▶ _Task directions_
Can you transcribe every entry word for word, skipping the images?

▶ _Extracted information_
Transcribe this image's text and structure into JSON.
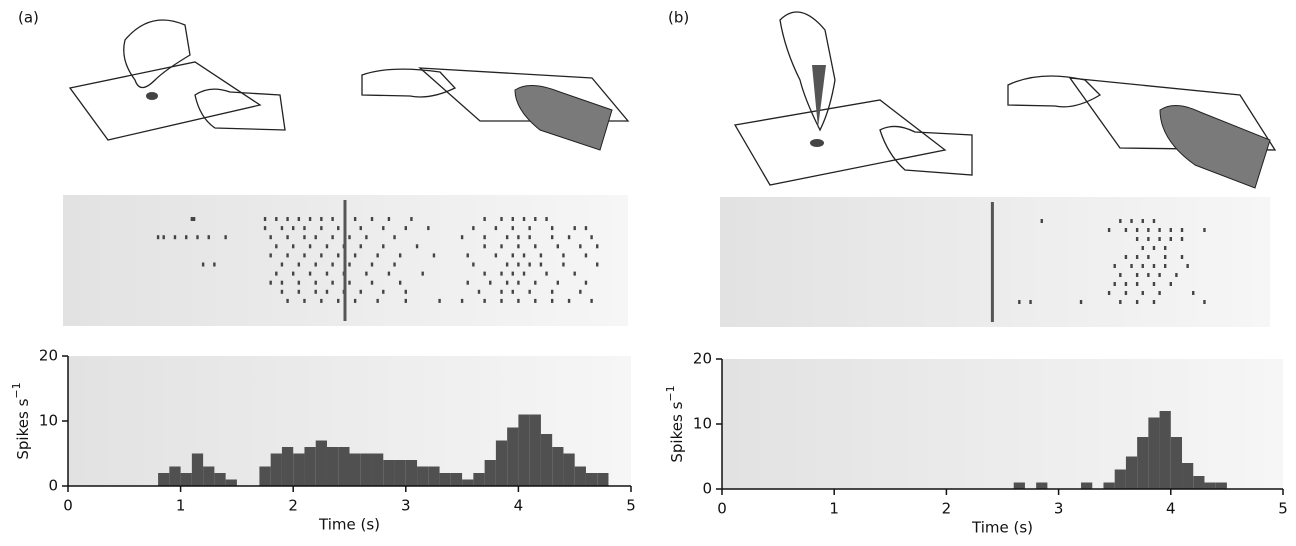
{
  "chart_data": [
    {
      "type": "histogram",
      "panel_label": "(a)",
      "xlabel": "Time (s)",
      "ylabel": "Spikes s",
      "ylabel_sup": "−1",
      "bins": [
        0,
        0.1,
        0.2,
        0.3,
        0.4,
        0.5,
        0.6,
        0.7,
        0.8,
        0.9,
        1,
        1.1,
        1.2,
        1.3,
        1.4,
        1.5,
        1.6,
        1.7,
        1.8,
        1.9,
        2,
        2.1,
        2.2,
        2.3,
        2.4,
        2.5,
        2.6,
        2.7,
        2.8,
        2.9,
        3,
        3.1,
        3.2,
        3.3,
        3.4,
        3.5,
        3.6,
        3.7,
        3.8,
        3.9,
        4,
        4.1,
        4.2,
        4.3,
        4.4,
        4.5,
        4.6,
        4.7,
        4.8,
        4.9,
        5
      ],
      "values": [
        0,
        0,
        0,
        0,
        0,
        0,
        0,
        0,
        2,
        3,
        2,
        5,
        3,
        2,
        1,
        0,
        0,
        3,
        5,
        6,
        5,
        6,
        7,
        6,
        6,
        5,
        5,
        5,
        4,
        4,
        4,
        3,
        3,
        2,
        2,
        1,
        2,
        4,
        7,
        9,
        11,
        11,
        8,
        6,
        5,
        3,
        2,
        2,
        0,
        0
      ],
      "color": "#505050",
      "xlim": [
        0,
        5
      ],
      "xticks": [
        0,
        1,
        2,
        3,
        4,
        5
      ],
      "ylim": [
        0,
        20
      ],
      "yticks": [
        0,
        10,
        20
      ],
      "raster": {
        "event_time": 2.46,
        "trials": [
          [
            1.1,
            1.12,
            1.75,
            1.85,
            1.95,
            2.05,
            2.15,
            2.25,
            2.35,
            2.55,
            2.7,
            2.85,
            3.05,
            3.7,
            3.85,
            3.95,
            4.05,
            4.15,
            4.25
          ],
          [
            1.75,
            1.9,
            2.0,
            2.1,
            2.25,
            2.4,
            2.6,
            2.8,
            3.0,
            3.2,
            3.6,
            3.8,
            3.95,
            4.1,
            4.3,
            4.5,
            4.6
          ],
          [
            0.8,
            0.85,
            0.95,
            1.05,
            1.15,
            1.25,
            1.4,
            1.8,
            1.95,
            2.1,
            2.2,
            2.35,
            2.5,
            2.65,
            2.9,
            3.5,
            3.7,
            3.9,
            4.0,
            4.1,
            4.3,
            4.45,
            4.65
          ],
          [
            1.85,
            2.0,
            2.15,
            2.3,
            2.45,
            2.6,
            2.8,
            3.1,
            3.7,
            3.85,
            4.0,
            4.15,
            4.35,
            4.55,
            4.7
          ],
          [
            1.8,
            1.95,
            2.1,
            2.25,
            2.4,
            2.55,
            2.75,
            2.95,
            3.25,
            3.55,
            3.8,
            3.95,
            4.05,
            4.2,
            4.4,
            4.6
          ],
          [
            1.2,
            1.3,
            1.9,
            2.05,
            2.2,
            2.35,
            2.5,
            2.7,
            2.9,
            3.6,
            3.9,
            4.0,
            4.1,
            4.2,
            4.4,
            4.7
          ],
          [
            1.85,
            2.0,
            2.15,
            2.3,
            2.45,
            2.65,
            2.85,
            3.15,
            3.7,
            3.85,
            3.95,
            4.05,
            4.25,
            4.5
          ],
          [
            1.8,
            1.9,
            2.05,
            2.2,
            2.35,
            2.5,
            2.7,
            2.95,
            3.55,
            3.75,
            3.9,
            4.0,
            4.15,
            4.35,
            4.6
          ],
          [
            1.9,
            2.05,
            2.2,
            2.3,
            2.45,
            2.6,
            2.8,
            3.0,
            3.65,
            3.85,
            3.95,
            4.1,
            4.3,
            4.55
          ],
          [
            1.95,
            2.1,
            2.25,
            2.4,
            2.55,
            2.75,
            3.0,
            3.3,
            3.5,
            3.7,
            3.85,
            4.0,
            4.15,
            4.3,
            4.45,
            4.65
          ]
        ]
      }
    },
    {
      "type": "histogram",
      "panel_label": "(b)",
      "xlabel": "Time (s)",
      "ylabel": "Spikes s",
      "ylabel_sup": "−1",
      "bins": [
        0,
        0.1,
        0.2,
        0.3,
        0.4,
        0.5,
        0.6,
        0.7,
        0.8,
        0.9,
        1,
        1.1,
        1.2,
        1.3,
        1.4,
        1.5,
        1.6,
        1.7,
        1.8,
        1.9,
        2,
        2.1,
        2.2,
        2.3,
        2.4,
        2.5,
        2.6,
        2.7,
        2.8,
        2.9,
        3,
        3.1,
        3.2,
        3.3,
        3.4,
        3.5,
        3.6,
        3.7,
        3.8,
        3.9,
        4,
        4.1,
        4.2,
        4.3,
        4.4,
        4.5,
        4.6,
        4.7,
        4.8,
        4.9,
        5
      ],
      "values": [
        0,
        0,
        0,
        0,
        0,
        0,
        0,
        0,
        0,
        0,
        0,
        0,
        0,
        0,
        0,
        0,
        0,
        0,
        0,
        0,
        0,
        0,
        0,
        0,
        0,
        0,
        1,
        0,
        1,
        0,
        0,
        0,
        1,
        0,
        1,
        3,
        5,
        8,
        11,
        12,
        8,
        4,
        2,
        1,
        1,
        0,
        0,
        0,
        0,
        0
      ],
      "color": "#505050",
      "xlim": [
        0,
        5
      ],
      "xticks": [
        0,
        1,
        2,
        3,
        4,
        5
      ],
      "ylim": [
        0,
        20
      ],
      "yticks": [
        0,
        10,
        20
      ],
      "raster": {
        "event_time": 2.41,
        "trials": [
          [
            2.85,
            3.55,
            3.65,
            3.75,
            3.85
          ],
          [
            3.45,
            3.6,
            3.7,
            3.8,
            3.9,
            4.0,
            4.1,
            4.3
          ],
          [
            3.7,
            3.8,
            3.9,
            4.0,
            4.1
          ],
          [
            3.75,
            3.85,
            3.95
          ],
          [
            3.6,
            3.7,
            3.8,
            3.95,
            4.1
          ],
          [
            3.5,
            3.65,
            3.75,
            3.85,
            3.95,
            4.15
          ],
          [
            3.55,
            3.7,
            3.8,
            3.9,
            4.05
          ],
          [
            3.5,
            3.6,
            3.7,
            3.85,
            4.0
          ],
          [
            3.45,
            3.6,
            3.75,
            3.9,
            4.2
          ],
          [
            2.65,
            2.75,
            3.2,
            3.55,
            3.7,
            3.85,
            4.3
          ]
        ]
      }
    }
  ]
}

▶ _Solution_
Transcribe this image's text and structure into JSON.
{
  "chart_data": [
    {
      "type": "histogram",
      "panel_label": "(a)",
      "xlabel": "Time (s)",
      "ylabel": "Spikes s",
      "ylabel_sup": "−1",
      "bins": [
        0,
        0.1,
        0.2,
        0.3,
        0.4,
        0.5,
        0.6,
        0.7,
        0.8,
        0.9,
        1,
        1.1,
        1.2,
        1.3,
        1.4,
        1.5,
        1.6,
        1.7,
        1.8,
        1.9,
        2,
        2.1,
        2.2,
        2.3,
        2.4,
        2.5,
        2.6,
        2.7,
        2.8,
        2.9,
        3,
        3.1,
        3.2,
        3.3,
        3.4,
        3.5,
        3.6,
        3.7,
        3.8,
        3.9,
        4,
        4.1,
        4.2,
        4.3,
        4.4,
        4.5,
        4.6,
        4.7,
        4.8,
        4.9,
        5
      ],
      "values": [
        0,
        0,
        0,
        0,
        0,
        0,
        0,
        0,
        2,
        3,
        2,
        5,
        3,
        2,
        1,
        0,
        0,
        3,
        5,
        6,
        5,
        6,
        7,
        6,
        6,
        5,
        5,
        5,
        4,
        4,
        4,
        3,
        3,
        2,
        2,
        1,
        2,
        4,
        7,
        9,
        11,
        11,
        8,
        6,
        5,
        3,
        2,
        2,
        0,
        0
      ],
      "color": "#505050",
      "xlim": [
        0,
        5
      ],
      "xticks": [
        0,
        1,
        2,
        3,
        4,
        5
      ],
      "ylim": [
        0,
        20
      ],
      "yticks": [
        0,
        10,
        20
      ],
      "raster": {
        "event_time": 2.46,
        "trials": [
          [
            1.1,
            1.12,
            1.75,
            1.85,
            1.95,
            2.05,
            2.15,
            2.25,
            2.35,
            2.55,
            2.7,
            2.85,
            3.05,
            3.7,
            3.85,
            3.95,
            4.05,
            4.15,
            4.25
          ],
          [
            1.75,
            1.9,
            2.0,
            2.1,
            2.25,
            2.4,
            2.6,
            2.8,
            3.0,
            3.2,
            3.6,
            3.8,
            3.95,
            4.1,
            4.3,
            4.5,
            4.6
          ],
          [
            0.8,
            0.85,
            0.95,
            1.05,
            1.15,
            1.25,
            1.4,
            1.8,
            1.95,
            2.1,
            2.2,
            2.35,
            2.5,
            2.65,
            2.9,
            3.5,
            3.7,
            3.9,
            4.0,
            4.1,
            4.3,
            4.45,
            4.65
          ],
          [
            1.85,
            2.0,
            2.15,
            2.3,
            2.45,
            2.6,
            2.8,
            3.1,
            3.7,
            3.85,
            4.0,
            4.15,
            4.35,
            4.55,
            4.7
          ],
          [
            1.8,
            1.95,
            2.1,
            2.25,
            2.4,
            2.55,
            2.75,
            2.95,
            3.25,
            3.55,
            3.8,
            3.95,
            4.05,
            4.2,
            4.4,
            4.6
          ],
          [
            1.2,
            1.3,
            1.9,
            2.05,
            2.2,
            2.35,
            2.5,
            2.7,
            2.9,
            3.6,
            3.9,
            4.0,
            4.1,
            4.2,
            4.4,
            4.7
          ],
          [
            1.85,
            2.0,
            2.15,
            2.3,
            2.45,
            2.65,
            2.85,
            3.15,
            3.7,
            3.85,
            3.95,
            4.05,
            4.25,
            4.5
          ],
          [
            1.8,
            1.9,
            2.05,
            2.2,
            2.35,
            2.5,
            2.7,
            2.95,
            3.55,
            3.75,
            3.9,
            4.0,
            4.15,
            4.35,
            4.6
          ],
          [
            1.9,
            2.05,
            2.2,
            2.3,
            2.45,
            2.6,
            2.8,
            3.0,
            3.65,
            3.85,
            3.95,
            4.1,
            4.3,
            4.55
          ],
          [
            1.95,
            2.1,
            2.25,
            2.4,
            2.55,
            2.75,
            3.0,
            3.3,
            3.5,
            3.7,
            3.85,
            4.0,
            4.15,
            4.3,
            4.45,
            4.65
          ]
        ]
      }
    },
    {
      "type": "histogram",
      "panel_label": "(b)",
      "xlabel": "Time (s)",
      "ylabel": "Spikes s",
      "ylabel_sup": "−1",
      "bins": [
        0,
        0.1,
        0.2,
        0.3,
        0.4,
        0.5,
        0.6,
        0.7,
        0.8,
        0.9,
        1,
        1.1,
        1.2,
        1.3,
        1.4,
        1.5,
        1.6,
        1.7,
        1.8,
        1.9,
        2,
        2.1,
        2.2,
        2.3,
        2.4,
        2.5,
        2.6,
        2.7,
        2.8,
        2.9,
        3,
        3.1,
        3.2,
        3.3,
        3.4,
        3.5,
        3.6,
        3.7,
        3.8,
        3.9,
        4,
        4.1,
        4.2,
        4.3,
        4.4,
        4.5,
        4.6,
        4.7,
        4.8,
        4.9,
        5
      ],
      "values": [
        0,
        0,
        0,
        0,
        0,
        0,
        0,
        0,
        0,
        0,
        0,
        0,
        0,
        0,
        0,
        0,
        0,
        0,
        0,
        0,
        0,
        0,
        0,
        0,
        0,
        0,
        1,
        0,
        1,
        0,
        0,
        0,
        1,
        0,
        1,
        3,
        5,
        8,
        11,
        12,
        8,
        4,
        2,
        1,
        1,
        0,
        0,
        0,
        0,
        0
      ],
      "color": "#505050",
      "xlim": [
        0,
        5
      ],
      "xticks": [
        0,
        1,
        2,
        3,
        4,
        5
      ],
      "ylim": [
        0,
        20
      ],
      "yticks": [
        0,
        10,
        20
      ],
      "raster": {
        "event_time": 2.41,
        "trials": [
          [
            2.85,
            3.55,
            3.65,
            3.75,
            3.85
          ],
          [
            3.45,
            3.6,
            3.7,
            3.8,
            3.9,
            4.0,
            4.1,
            4.3
          ],
          [
            3.7,
            3.8,
            3.9,
            4.0,
            4.1
          ],
          [
            3.75,
            3.85,
            3.95
          ],
          [
            3.6,
            3.7,
            3.8,
            3.95,
            4.1
          ],
          [
            3.5,
            3.65,
            3.75,
            3.85,
            3.95,
            4.15
          ],
          [
            3.55,
            3.7,
            3.8,
            3.9,
            4.05
          ],
          [
            3.5,
            3.6,
            3.7,
            3.85,
            4.0
          ],
          [
            3.45,
            3.6,
            3.75,
            3.9,
            4.2
          ],
          [
            2.65,
            2.75,
            3.2,
            3.55,
            3.7,
            3.85,
            4.3
          ]
        ]
      }
    }
  ]
}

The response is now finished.